_SET TASK:_ Show every line where "name" occurs.

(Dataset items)
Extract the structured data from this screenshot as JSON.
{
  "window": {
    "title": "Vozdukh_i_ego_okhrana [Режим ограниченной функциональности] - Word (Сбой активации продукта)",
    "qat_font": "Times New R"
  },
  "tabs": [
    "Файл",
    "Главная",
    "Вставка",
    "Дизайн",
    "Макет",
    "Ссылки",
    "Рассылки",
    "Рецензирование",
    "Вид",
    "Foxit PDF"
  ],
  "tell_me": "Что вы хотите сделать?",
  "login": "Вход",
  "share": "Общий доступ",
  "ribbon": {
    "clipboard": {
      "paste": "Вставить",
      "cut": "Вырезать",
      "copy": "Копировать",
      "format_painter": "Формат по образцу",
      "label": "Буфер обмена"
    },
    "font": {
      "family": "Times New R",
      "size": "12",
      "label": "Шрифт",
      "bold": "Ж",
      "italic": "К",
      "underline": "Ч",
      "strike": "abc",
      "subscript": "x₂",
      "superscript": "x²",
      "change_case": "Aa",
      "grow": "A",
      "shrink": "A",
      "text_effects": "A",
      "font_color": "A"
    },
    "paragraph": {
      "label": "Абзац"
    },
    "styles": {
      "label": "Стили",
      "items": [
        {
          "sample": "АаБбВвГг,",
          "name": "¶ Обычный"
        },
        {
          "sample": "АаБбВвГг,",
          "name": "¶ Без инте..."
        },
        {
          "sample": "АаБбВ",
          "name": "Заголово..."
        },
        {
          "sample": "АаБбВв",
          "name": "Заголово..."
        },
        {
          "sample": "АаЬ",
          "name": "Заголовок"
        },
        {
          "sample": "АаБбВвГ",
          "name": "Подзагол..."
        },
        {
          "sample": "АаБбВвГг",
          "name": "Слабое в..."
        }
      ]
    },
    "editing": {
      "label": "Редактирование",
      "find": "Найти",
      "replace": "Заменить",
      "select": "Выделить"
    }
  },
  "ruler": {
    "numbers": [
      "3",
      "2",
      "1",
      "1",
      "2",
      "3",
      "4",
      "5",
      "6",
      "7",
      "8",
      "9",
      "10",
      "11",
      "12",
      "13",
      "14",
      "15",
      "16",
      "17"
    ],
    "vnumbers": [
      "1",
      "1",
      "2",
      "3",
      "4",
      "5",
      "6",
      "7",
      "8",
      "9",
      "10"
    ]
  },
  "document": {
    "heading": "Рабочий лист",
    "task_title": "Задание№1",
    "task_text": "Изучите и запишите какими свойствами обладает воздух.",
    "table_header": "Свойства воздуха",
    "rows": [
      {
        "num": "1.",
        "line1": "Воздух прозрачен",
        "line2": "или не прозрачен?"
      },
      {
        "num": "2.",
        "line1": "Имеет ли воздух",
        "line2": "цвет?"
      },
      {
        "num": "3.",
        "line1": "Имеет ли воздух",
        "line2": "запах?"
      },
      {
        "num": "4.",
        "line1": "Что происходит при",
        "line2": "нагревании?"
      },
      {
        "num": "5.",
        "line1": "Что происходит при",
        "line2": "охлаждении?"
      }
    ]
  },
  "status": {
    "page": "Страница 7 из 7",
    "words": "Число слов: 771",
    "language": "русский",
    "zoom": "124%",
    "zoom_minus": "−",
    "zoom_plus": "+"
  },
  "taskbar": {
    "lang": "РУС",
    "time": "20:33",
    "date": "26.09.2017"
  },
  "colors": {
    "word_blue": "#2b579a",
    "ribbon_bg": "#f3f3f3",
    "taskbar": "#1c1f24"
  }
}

_REPLY:_
          "name": "¶ Обычный"
          "name": "¶ Без инте..."
          "name": "Заголово..."
          "name": "Заголово..."
          "name": "Заголовок"
          "name": "Подзагол..."
          "name": "Слабое в..."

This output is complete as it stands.